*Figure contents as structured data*
[start]

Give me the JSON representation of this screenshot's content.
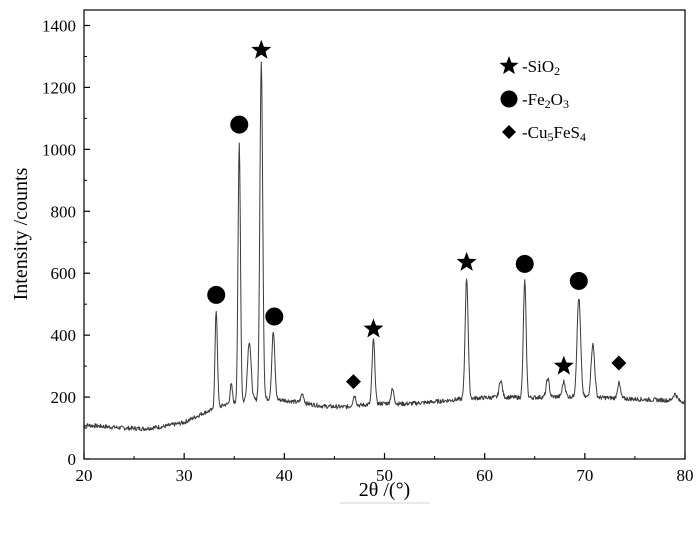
{
  "chart_data": {
    "type": "line",
    "title": "",
    "xlabel": "2θ /(°)",
    "ylabel": "Intensity /counts",
    "xlim": [
      20,
      80
    ],
    "ylim": [
      0,
      1450
    ],
    "xticks": [
      20,
      30,
      40,
      50,
      60,
      70,
      80
    ],
    "yticks": [
      0,
      200,
      400,
      600,
      800,
      1000,
      1200,
      1400
    ],
    "grid": false,
    "legend_position": "top-right",
    "line_color": "#3a3a3a",
    "legend": [
      {
        "marker": "star",
        "label": "-SiO2",
        "parts": [
          {
            "t": "-SiO"
          },
          {
            "t": "2",
            "sub": true
          }
        ]
      },
      {
        "marker": "circle",
        "label": "-Fe2O3",
        "parts": [
          {
            "t": "-Fe"
          },
          {
            "t": "2",
            "sub": true
          },
          {
            "t": "O"
          },
          {
            "t": "3",
            "sub": true
          }
        ]
      },
      {
        "marker": "diamond",
        "label": "-Cu5FeS4",
        "parts": [
          {
            "t": "-Cu"
          },
          {
            "t": "5",
            "sub": true
          },
          {
            "t": "FeS"
          },
          {
            "t": "4",
            "sub": true
          }
        ]
      }
    ],
    "series": [
      {
        "baseline": [
          [
            20,
            110
          ],
          [
            22,
            105
          ],
          [
            24,
            100
          ],
          [
            26,
            98
          ],
          [
            28,
            105
          ],
          [
            30,
            118
          ],
          [
            32,
            150
          ],
          [
            33,
            160
          ],
          [
            34,
            175
          ],
          [
            36,
            185
          ],
          [
            38,
            195
          ],
          [
            40,
            190
          ],
          [
            42,
            180
          ],
          [
            44,
            170
          ],
          [
            46,
            168
          ],
          [
            48,
            175
          ],
          [
            50,
            180
          ],
          [
            52,
            178
          ],
          [
            54,
            182
          ],
          [
            56,
            188
          ],
          [
            58,
            195
          ],
          [
            60,
            198
          ],
          [
            62,
            200
          ],
          [
            64,
            198
          ],
          [
            66,
            200
          ],
          [
            68,
            202
          ],
          [
            70,
            200
          ],
          [
            72,
            198
          ],
          [
            74,
            195
          ],
          [
            76,
            192
          ],
          [
            78,
            190
          ],
          [
            80,
            185
          ]
        ],
        "peaks": [
          {
            "x": 33.2,
            "y": 480,
            "w": 0.12
          },
          {
            "x": 34.7,
            "y": 240,
            "w": 0.12
          },
          {
            "x": 35.5,
            "y": 1020,
            "w": 0.12
          },
          {
            "x": 36.5,
            "y": 380,
            "w": 0.18
          },
          {
            "x": 37.7,
            "y": 1280,
            "w": 0.14
          },
          {
            "x": 38.9,
            "y": 410,
            "w": 0.15
          },
          {
            "x": 41.8,
            "y": 210,
            "w": 0.15
          },
          {
            "x": 47.0,
            "y": 205,
            "w": 0.15
          },
          {
            "x": 48.9,
            "y": 385,
            "w": 0.14
          },
          {
            "x": 50.8,
            "y": 225,
            "w": 0.15
          },
          {
            "x": 58.2,
            "y": 585,
            "w": 0.15
          },
          {
            "x": 61.6,
            "y": 255,
            "w": 0.15
          },
          {
            "x": 64.0,
            "y": 575,
            "w": 0.14
          },
          {
            "x": 66.3,
            "y": 260,
            "w": 0.15
          },
          {
            "x": 67.9,
            "y": 250,
            "w": 0.15
          },
          {
            "x": 69.4,
            "y": 520,
            "w": 0.18
          },
          {
            "x": 70.8,
            "y": 370,
            "w": 0.18
          },
          {
            "x": 73.4,
            "y": 245,
            "w": 0.15
          },
          {
            "x": 79.0,
            "y": 210,
            "w": 0.2
          }
        ]
      }
    ],
    "annotations": [
      {
        "marker": "circle",
        "x": 33.2,
        "y": 530
      },
      {
        "marker": "circle",
        "x": 35.5,
        "y": 1080
      },
      {
        "marker": "star",
        "x": 37.7,
        "y": 1320
      },
      {
        "marker": "circle",
        "x": 39.0,
        "y": 460
      },
      {
        "marker": "diamond",
        "x": 46.9,
        "y": 250
      },
      {
        "marker": "star",
        "x": 48.9,
        "y": 420
      },
      {
        "marker": "star",
        "x": 58.2,
        "y": 635
      },
      {
        "marker": "circle",
        "x": 64.0,
        "y": 630
      },
      {
        "marker": "star",
        "x": 67.9,
        "y": 300
      },
      {
        "marker": "circle",
        "x": 69.4,
        "y": 575
      },
      {
        "marker": "diamond",
        "x": 73.4,
        "y": 310
      }
    ]
  }
}
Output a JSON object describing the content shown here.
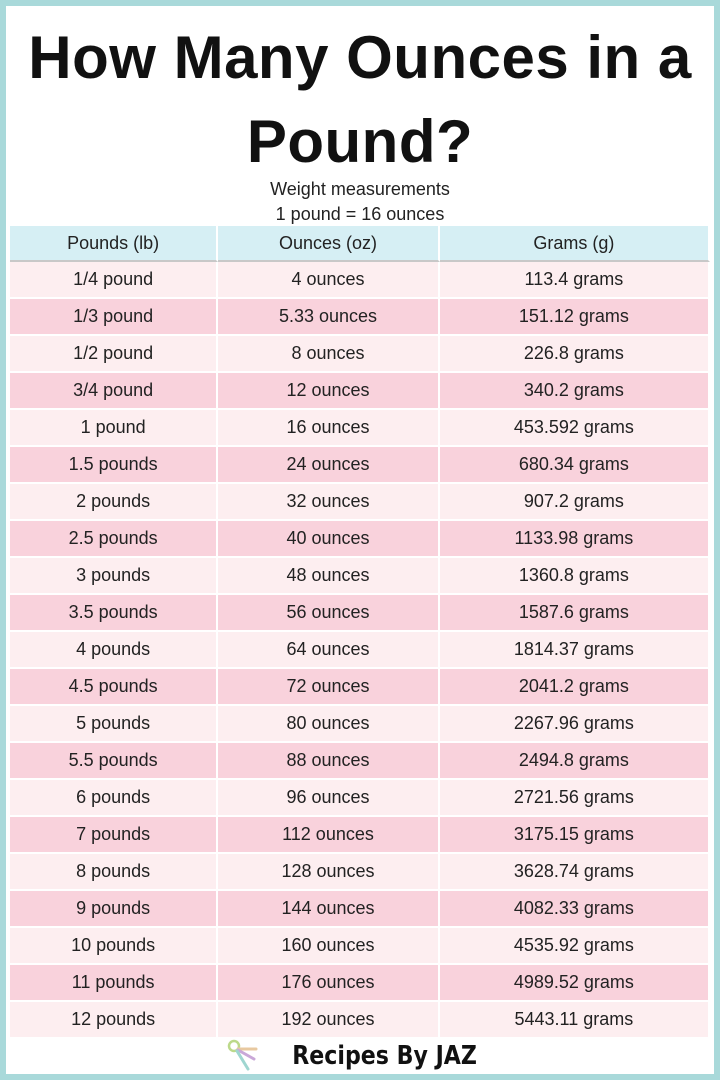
{
  "title": "How Many Ounces in a Pound?",
  "subtitle": "Weight measurements",
  "equivalence": "1 pound =  16 ounces",
  "table": {
    "headers": [
      "Pounds (lb)",
      "Ounces (oz)",
      "Grams (g)"
    ],
    "rows": [
      [
        "1/4 pound",
        "4 ounces",
        "113.4 grams"
      ],
      [
        "1/3 pound",
        "5.33 ounces",
        "151.12 grams"
      ],
      [
        "1/2 pound",
        "8 ounces",
        "226.8 grams"
      ],
      [
        "3/4 pound",
        "12 ounces",
        "340.2 grams"
      ],
      [
        "1 pound",
        "16 ounces",
        "453.592 grams"
      ],
      [
        "1.5 pounds",
        "24 ounces",
        "680.34 grams"
      ],
      [
        "2 pounds",
        "32 ounces",
        "907.2 grams"
      ],
      [
        "2.5 pounds",
        "40 ounces",
        "1133.98 grams"
      ],
      [
        "3 pounds",
        "48 ounces",
        "1360.8 grams"
      ],
      [
        "3.5 pounds",
        "56 ounces",
        "1587.6 grams"
      ],
      [
        "4 pounds",
        "64 ounces",
        "1814.37 grams"
      ],
      [
        "4.5 pounds",
        "72 ounces",
        "2041.2 grams"
      ],
      [
        "5 pounds",
        "80 ounces",
        "2267.96 grams"
      ],
      [
        "5.5 pounds",
        "88 ounces",
        "2494.8 grams"
      ],
      [
        "6 pounds",
        "96 ounces",
        "2721.56 grams"
      ],
      [
        "7 pounds",
        "112 ounces",
        "3175.15 grams"
      ],
      [
        "8 pounds",
        "128 ounces",
        "3628.74 grams"
      ],
      [
        "9 pounds",
        "144 ounces",
        "4082.33 grams"
      ],
      [
        "10 pounds",
        "160 ounces",
        "4535.92 grams"
      ],
      [
        "11 pounds",
        "176 ounces",
        "4989.52 grams"
      ],
      [
        "12 pounds",
        "192 ounces",
        "5443.11 grams"
      ]
    ]
  },
  "footer": {
    "brand": "Recipes By JAZ",
    "logo_icon": "measuring-spoons-icon"
  },
  "colors": {
    "border": "#a9d9da",
    "header_bg": "#d6eff4",
    "row_light": "#fdeef0",
    "row_pink": "#f9d2dc"
  }
}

[end]

*Given task*
Print each line of the material above exactly, with the pictures removed from your copy.

*Task response*
Give me the JSON representation of this screenshot's content.
{
  "chart_data": {
    "type": "line",
    "title": "",
    "xlabel": "2θ /(°)",
    "ylabel": "Intensity /counts",
    "xlim": [
      20,
      80
    ],
    "ylim": [
      0,
      1450
    ],
    "xticks": [
      20,
      30,
      40,
      50,
      60,
      70,
      80
    ],
    "yticks": [
      0,
      200,
      400,
      600,
      800,
      1000,
      1200,
      1400
    ],
    "grid": false,
    "legend_position": "top-right",
    "line_color": "#3a3a3a",
    "legend": [
      {
        "marker": "star",
        "label": "-SiO2",
        "parts": [
          {
            "t": "-SiO"
          },
          {
            "t": "2",
            "sub": true
          }
        ]
      },
      {
        "marker": "circle",
        "label": "-Fe2O3",
        "parts": [
          {
            "t": "-Fe"
          },
          {
            "t": "2",
            "sub": true
          },
          {
            "t": "O"
          },
          {
            "t": "3",
            "sub": true
          }
        ]
      },
      {
        "marker": "diamond",
        "label": "-Cu5FeS4",
        "parts": [
          {
            "t": "-Cu"
          },
          {
            "t": "5",
            "sub": true
          },
          {
            "t": "FeS"
          },
          {
            "t": "4",
            "sub": true
          }
        ]
      }
    ],
    "series": [
      {
        "baseline": [
          [
            20,
            110
          ],
          [
            22,
            105
          ],
          [
            24,
            100
          ],
          [
            26,
            98
          ],
          [
            28,
            105
          ],
          [
            30,
            118
          ],
          [
            32,
            150
          ],
          [
            33,
            160
          ],
          [
            34,
            175
          ],
          [
            36,
            185
          ],
          [
            38,
            195
          ],
          [
            40,
            190
          ],
          [
            42,
            180
          ],
          [
            44,
            170
          ],
          [
            46,
            168
          ],
          [
            48,
            175
          ],
          [
            50,
            180
          ],
          [
            52,
            178
          ],
          [
            54,
            182
          ],
          [
            56,
            188
          ],
          [
            58,
            195
          ],
          [
            60,
            198
          ],
          [
            62,
            200
          ],
          [
            64,
            198
          ],
          [
            66,
            200
          ],
          [
            68,
            202
          ],
          [
            70,
            200
          ],
          [
            72,
            198
          ],
          [
            74,
            195
          ],
          [
            76,
            192
          ],
          [
            78,
            190
          ],
          [
            80,
            185
          ]
        ],
        "peaks": [
          {
            "x": 33.2,
            "y": 480,
            "w": 0.12
          },
          {
            "x": 34.7,
            "y": 240,
            "w": 0.12
          },
          {
            "x": 35.5,
            "y": 1020,
            "w": 0.12
          },
          {
            "x": 36.5,
            "y": 380,
            "w": 0.18
          },
          {
            "x": 37.7,
            "y": 1280,
            "w": 0.14
          },
          {
            "x": 38.9,
            "y": 410,
            "w": 0.15
          },
          {
            "x": 41.8,
            "y": 210,
            "w": 0.15
          },
          {
            "x": 47.0,
            "y": 205,
            "w": 0.15
          },
          {
            "x": 48.9,
            "y": 385,
            "w": 0.14
          },
          {
            "x": 50.8,
            "y": 225,
            "w": 0.15
          },
          {
            "x": 58.2,
            "y": 585,
            "w": 0.15
          },
          {
            "x": 61.6,
            "y": 255,
            "w": 0.15
          },
          {
            "x": 64.0,
            "y": 575,
            "w": 0.14
          },
          {
            "x": 66.3,
            "y": 260,
            "w": 0.15
          },
          {
            "x": 67.9,
            "y": 250,
            "w": 0.15
          },
          {
            "x": 69.4,
            "y": 520,
            "w": 0.18
          },
          {
            "x": 70.8,
            "y": 370,
            "w": 0.18
          },
          {
            "x": 73.4,
            "y": 245,
            "w": 0.15
          },
          {
            "x": 79.0,
            "y": 210,
            "w": 0.2
          }
        ]
      }
    ],
    "annotations": [
      {
        "marker": "circle",
        "x": 33.2,
        "y": 530
      },
      {
        "marker": "circle",
        "x": 35.5,
        "y": 1080
      },
      {
        "marker": "star",
        "x": 37.7,
        "y": 1320
      },
      {
        "marker": "circle",
        "x": 39.0,
        "y": 460
      },
      {
        "marker": "diamond",
        "x": 46.9,
        "y": 250
      },
      {
        "marker": "star",
        "x": 48.9,
        "y": 420
      },
      {
        "marker": "star",
        "x": 58.2,
        "y": 635
      },
      {
        "marker": "circle",
        "x": 64.0,
        "y": 630
      },
      {
        "marker": "star",
        "x": 67.9,
        "y": 300
      },
      {
        "marker": "circle",
        "x": 69.4,
        "y": 575
      },
      {
        "marker": "diamond",
        "x": 73.4,
        "y": 310
      }
    ]
  }
}
Output a JSON object describing the content shown here.
{
  "title": "How Many Ounces in a Pound?",
  "subtitle": "Weight measurements",
  "equivalence": "1 pound =  16 ounces",
  "table": {
    "headers": [
      "Pounds (lb)",
      "Ounces (oz)",
      "Grams (g)"
    ],
    "rows": [
      [
        "1/4 pound",
        "4 ounces",
        "113.4 grams"
      ],
      [
        "1/3 pound",
        "5.33 ounces",
        "151.12 grams"
      ],
      [
        "1/2 pound",
        "8 ounces",
        "226.8 grams"
      ],
      [
        "3/4 pound",
        "12 ounces",
        "340.2 grams"
      ],
      [
        "1 pound",
        "16 ounces",
        "453.592 grams"
      ],
      [
        "1.5 pounds",
        "24 ounces",
        "680.34 grams"
      ],
      [
        "2 pounds",
        "32 ounces",
        "907.2 grams"
      ],
      [
        "2.5 pounds",
        "40 ounces",
        "1133.98 grams"
      ],
      [
        "3 pounds",
        "48 ounces",
        "1360.8 grams"
      ],
      [
        "3.5 pounds",
        "56 ounces",
        "1587.6 grams"
      ],
      [
        "4 pounds",
        "64 ounces",
        "1814.37 grams"
      ],
      [
        "4.5 pounds",
        "72 ounces",
        "2041.2 grams"
      ],
      [
        "5 pounds",
        "80 ounces",
        "2267.96 grams"
      ],
      [
        "5.5 pounds",
        "88 ounces",
        "2494.8 grams"
      ],
      [
        "6 pounds",
        "96 ounces",
        "2721.56 grams"
      ],
      [
        "7 pounds",
        "112 ounces",
        "3175.15 grams"
      ],
      [
        "8 pounds",
        "128 ounces",
        "3628.74 grams"
      ],
      [
        "9 pounds",
        "144 ounces",
        "4082.33 grams"
      ],
      [
        "10 pounds",
        "160 ounces",
        "4535.92 grams"
      ],
      [
        "11 pounds",
        "176 ounces",
        "4989.52 grams"
      ],
      [
        "12 pounds",
        "192 ounces",
        "5443.11 grams"
      ]
    ]
  },
  "footer": {
    "brand": "Recipes By JAZ",
    "logo_icon": "measuring-spoons-icon"
  },
  "colors": {
    "border": "#a9d9da",
    "header_bg": "#d6eff4",
    "row_light": "#fdeef0",
    "row_pink": "#f9d2dc"
  }
}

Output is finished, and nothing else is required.